◆ **DATA FOR THIS EXERCISE**

################

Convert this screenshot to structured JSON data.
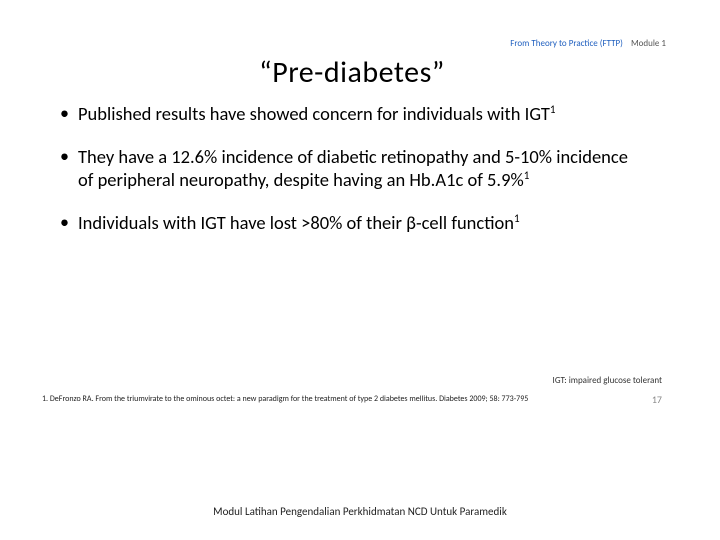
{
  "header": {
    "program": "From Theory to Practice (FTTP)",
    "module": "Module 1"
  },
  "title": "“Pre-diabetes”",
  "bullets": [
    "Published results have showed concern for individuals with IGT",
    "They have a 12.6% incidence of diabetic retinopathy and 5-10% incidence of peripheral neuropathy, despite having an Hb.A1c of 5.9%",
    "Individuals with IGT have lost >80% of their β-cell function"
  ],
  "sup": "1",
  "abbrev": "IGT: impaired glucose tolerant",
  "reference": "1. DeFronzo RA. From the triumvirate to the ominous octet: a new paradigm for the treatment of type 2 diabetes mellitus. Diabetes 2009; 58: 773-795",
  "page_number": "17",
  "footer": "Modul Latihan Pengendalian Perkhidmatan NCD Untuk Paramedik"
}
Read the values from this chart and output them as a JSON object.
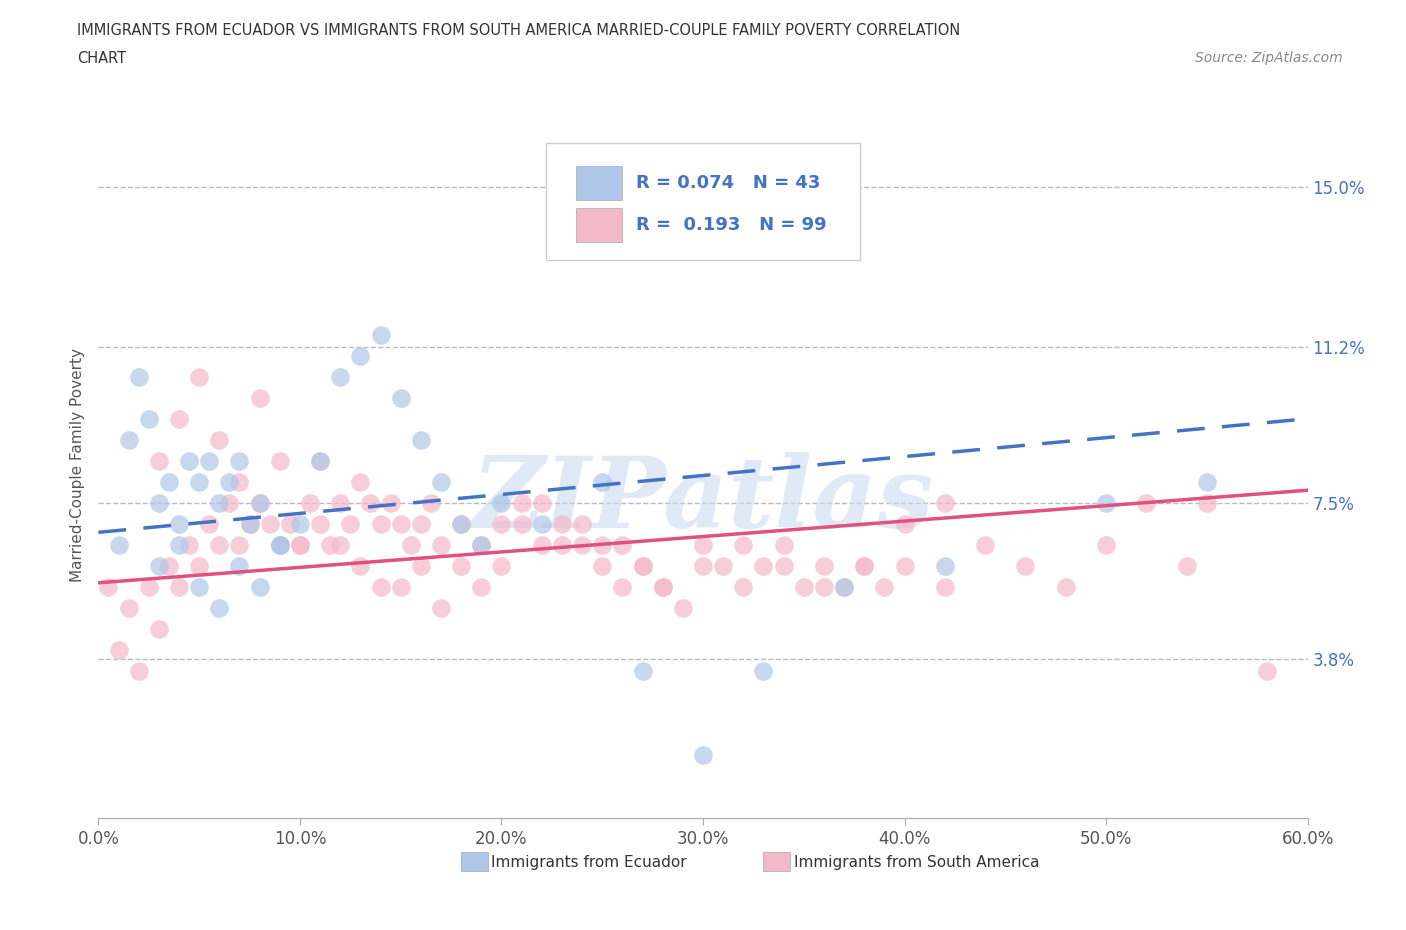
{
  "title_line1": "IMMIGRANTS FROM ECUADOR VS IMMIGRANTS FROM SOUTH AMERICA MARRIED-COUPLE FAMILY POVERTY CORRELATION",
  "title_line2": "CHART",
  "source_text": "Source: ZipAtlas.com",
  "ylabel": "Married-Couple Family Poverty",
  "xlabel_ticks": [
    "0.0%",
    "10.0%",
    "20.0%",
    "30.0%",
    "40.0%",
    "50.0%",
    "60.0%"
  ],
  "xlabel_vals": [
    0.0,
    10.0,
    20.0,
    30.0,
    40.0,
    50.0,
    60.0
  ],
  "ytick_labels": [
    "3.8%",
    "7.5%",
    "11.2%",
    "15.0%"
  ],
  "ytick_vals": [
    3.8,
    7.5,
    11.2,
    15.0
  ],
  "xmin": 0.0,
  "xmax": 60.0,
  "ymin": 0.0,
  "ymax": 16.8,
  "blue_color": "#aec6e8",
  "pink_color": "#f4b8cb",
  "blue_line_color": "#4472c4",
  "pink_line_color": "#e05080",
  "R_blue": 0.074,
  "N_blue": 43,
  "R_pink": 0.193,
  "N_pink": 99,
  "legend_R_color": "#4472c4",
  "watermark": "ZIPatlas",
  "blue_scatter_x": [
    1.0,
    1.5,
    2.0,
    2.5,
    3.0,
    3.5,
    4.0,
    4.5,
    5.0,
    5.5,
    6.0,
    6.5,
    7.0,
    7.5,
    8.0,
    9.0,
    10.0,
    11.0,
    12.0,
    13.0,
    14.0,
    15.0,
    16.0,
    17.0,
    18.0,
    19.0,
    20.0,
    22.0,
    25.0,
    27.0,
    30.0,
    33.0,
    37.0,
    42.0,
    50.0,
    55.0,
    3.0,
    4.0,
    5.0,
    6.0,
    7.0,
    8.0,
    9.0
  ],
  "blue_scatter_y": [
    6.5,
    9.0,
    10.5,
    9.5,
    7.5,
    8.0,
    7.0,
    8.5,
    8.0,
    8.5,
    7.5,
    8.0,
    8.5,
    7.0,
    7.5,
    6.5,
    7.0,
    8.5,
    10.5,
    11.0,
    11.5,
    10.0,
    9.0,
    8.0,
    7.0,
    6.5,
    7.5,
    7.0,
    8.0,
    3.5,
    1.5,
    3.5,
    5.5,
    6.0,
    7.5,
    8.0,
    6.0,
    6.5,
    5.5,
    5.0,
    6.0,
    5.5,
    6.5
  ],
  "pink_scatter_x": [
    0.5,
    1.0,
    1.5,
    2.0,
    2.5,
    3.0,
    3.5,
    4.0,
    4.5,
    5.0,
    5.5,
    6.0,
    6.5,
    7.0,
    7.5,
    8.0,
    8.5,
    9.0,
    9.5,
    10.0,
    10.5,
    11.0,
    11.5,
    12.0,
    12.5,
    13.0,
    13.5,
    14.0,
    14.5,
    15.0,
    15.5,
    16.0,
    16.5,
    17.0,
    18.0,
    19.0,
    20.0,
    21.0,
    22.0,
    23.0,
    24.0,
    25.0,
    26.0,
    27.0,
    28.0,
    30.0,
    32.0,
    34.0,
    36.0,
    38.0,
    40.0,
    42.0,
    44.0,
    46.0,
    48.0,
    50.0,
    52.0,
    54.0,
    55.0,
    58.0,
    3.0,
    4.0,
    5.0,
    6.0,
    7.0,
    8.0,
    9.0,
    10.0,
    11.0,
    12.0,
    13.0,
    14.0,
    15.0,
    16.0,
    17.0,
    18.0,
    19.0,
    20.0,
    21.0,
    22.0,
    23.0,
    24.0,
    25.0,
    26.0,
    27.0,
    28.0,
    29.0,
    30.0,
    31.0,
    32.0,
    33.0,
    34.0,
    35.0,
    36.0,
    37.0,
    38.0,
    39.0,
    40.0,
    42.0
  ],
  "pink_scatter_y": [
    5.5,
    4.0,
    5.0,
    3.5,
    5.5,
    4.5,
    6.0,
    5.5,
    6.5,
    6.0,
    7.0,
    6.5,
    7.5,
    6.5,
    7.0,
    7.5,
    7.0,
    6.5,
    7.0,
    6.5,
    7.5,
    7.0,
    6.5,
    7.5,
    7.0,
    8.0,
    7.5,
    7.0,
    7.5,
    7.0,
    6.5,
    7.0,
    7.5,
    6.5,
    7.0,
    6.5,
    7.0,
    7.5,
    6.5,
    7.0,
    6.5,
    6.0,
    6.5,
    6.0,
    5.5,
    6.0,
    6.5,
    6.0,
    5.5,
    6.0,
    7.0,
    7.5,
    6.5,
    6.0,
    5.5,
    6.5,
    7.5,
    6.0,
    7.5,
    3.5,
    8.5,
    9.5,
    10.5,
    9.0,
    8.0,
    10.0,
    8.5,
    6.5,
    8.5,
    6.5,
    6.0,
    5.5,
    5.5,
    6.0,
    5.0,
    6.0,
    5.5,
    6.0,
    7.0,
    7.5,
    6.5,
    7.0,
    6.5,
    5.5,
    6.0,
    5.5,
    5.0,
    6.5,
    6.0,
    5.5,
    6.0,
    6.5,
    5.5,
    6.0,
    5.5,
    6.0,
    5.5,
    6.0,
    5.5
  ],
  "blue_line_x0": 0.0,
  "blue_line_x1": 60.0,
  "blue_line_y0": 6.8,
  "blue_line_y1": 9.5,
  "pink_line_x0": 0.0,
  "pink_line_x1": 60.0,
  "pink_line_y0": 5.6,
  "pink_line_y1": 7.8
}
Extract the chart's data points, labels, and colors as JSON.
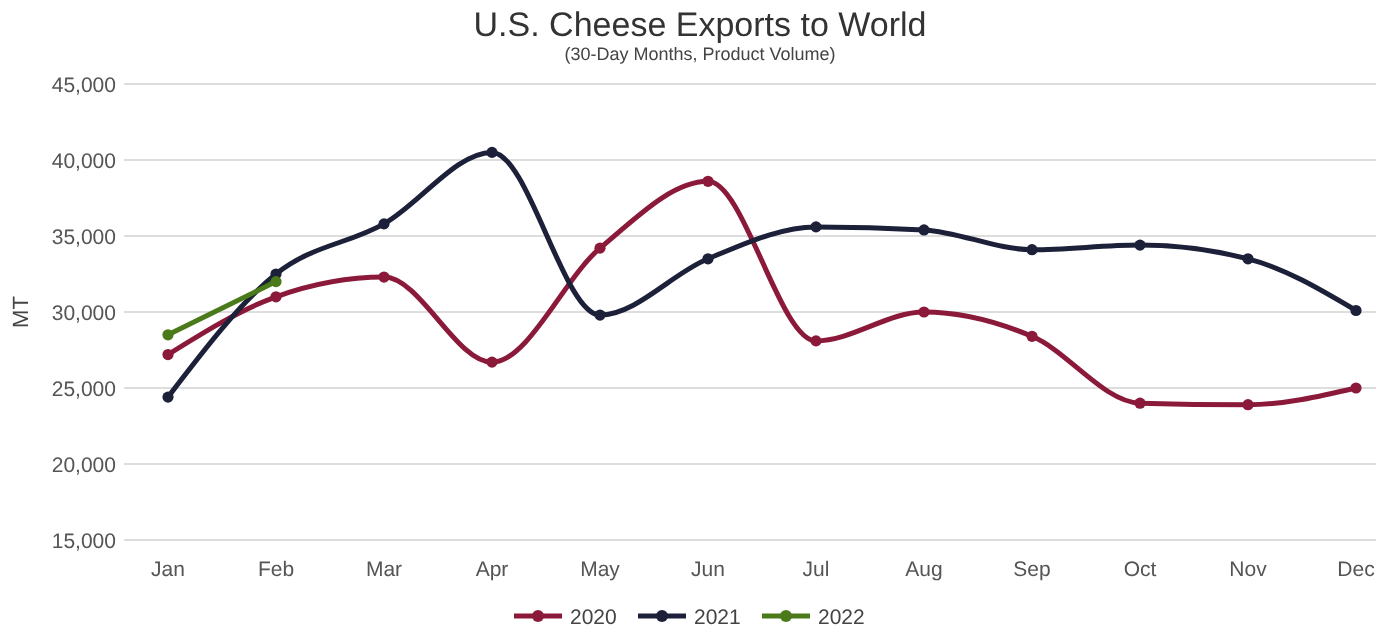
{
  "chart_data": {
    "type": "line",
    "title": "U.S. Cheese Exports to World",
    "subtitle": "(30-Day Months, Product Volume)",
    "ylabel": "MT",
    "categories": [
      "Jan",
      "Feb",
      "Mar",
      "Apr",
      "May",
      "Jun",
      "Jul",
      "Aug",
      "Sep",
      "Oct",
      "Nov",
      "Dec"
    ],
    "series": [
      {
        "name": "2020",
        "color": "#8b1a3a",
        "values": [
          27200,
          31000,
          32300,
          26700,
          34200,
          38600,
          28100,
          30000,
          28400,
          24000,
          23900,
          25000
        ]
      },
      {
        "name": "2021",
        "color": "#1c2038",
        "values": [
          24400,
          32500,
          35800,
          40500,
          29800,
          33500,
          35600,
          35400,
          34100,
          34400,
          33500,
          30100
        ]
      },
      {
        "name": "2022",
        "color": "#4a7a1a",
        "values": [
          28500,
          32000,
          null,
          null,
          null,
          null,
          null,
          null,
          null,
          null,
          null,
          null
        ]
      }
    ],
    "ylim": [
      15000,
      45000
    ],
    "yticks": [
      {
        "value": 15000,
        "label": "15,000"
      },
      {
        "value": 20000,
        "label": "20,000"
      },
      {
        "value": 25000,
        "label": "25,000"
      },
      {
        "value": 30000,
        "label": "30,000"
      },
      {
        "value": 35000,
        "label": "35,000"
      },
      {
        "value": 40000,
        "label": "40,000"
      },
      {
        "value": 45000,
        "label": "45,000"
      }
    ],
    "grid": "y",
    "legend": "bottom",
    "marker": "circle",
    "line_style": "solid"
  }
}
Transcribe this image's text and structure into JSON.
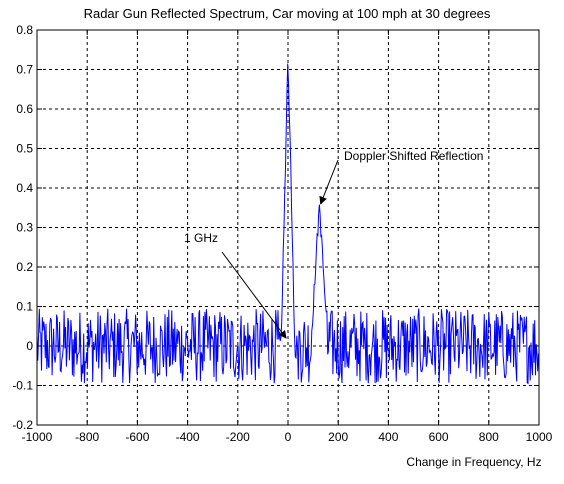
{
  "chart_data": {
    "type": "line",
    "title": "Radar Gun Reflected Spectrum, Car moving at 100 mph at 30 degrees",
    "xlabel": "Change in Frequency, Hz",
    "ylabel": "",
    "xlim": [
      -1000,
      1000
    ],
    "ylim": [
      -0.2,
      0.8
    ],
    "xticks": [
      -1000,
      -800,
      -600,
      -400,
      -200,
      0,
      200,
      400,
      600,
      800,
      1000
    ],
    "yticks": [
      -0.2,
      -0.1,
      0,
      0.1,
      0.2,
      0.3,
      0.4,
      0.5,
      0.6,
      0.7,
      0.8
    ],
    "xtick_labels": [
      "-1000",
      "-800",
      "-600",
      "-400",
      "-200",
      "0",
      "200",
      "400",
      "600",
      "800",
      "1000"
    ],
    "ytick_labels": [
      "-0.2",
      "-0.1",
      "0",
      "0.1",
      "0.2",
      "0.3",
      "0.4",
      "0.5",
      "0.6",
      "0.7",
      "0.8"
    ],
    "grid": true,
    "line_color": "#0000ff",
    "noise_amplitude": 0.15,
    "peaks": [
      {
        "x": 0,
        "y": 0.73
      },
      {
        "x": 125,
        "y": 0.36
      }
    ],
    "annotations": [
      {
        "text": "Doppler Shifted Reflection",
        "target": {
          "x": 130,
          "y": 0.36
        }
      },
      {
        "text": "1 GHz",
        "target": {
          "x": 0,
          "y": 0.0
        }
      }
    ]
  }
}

################

◆ **EXERCISE PROMPT**
Copy the final portion of the records: every line from the one containing "Transcribe this image's" through the last, word for word, without pictures.

◆ **WRITTEN RESPONSE**
Transcribe this image's text and structure into JSON.
{
  "chart_data": {
    "type": "line",
    "title": "Radar Gun Reflected Spectrum, Car moving at 100 mph at 30 degrees",
    "xlabel": "Change in Frequency, Hz",
    "ylabel": "",
    "xlim": [
      -1000,
      1000
    ],
    "ylim": [
      -0.2,
      0.8
    ],
    "xticks": [
      -1000,
      -800,
      -600,
      -400,
      -200,
      0,
      200,
      400,
      600,
      800,
      1000
    ],
    "yticks": [
      -0.2,
      -0.1,
      0,
      0.1,
      0.2,
      0.3,
      0.4,
      0.5,
      0.6,
      0.7,
      0.8
    ],
    "xtick_labels": [
      "-1000",
      "-800",
      "-600",
      "-400",
      "-200",
      "0",
      "200",
      "400",
      "600",
      "800",
      "1000"
    ],
    "ytick_labels": [
      "-0.2",
      "-0.1",
      "0",
      "0.1",
      "0.2",
      "0.3",
      "0.4",
      "0.5",
      "0.6",
      "0.7",
      "0.8"
    ],
    "grid": true,
    "line_color": "#0000ff",
    "noise_amplitude": 0.15,
    "peaks": [
      {
        "x": 0,
        "y": 0.73
      },
      {
        "x": 125,
        "y": 0.36
      }
    ],
    "annotations": [
      {
        "text": "Doppler Shifted Reflection",
        "target": {
          "x": 130,
          "y": 0.36
        }
      },
      {
        "text": "1 GHz",
        "target": {
          "x": 0,
          "y": 0.0
        }
      }
    ]
  }
}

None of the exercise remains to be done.